(EXERCISE): Comb the records below for the string "принятия" and copy each line where it turns up.

[Data listing]
________

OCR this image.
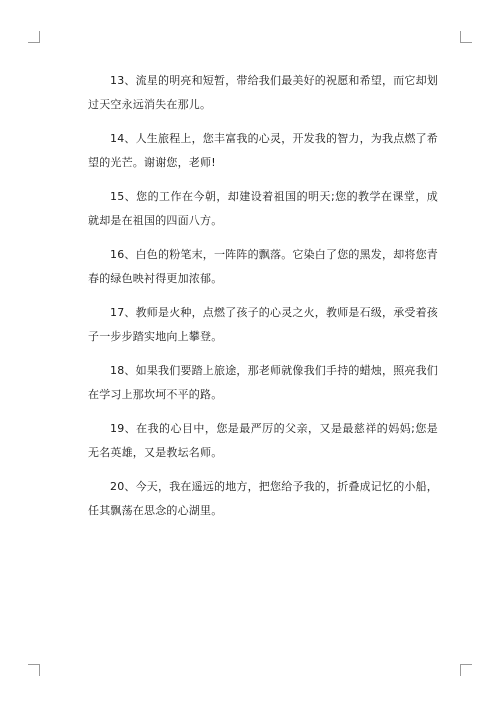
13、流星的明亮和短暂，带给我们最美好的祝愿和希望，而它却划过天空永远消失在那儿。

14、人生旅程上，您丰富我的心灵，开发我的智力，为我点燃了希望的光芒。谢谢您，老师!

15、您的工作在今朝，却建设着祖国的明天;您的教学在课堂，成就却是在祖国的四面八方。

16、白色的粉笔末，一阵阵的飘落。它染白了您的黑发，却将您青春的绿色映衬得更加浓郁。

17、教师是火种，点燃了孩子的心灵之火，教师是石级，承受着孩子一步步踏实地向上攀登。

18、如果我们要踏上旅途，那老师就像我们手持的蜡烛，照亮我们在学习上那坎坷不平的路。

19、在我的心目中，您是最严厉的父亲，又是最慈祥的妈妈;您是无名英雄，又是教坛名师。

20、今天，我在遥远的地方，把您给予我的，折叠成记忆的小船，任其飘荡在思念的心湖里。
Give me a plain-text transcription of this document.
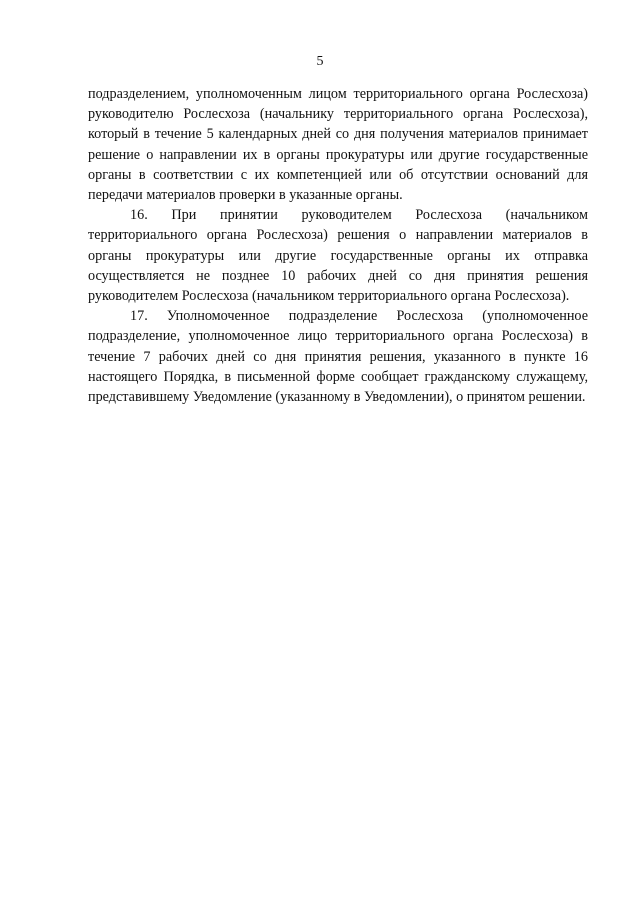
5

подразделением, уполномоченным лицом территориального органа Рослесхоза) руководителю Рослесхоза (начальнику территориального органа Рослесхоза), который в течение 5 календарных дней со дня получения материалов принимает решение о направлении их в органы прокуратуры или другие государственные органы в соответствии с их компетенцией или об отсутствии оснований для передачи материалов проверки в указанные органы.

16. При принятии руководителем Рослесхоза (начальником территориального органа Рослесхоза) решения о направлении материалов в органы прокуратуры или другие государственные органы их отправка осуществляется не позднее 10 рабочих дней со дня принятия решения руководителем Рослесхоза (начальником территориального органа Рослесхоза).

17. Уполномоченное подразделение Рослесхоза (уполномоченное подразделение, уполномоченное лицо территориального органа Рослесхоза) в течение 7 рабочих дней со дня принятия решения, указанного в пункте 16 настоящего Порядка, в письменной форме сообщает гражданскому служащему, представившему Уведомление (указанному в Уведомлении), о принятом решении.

________

(TASK ANSWER):
16. При принятии руководителем Рослесхоза (начальником территориального органа Рослесхоза) решения о направлении материалов в органы прокуратуры или другие государственные органы их отправка осуществляется не позднее 10 рабочих дней со дня принятия решения руководителем Рослесхоза (начальником территориального органа Рослесхоза).
17. Уполномоченное подразделение Рослесхоза (уполномоченное подразделение, уполномоченное лицо территориального органа Рослесхоза) в течение 7 рабочих дней со дня принятия решения, указанного в пункте 16 настоящего Порядка, в письменной форме сообщает гражданскому служащему, представившему Уведомление (указанному в Уведомлении), о принятом решении.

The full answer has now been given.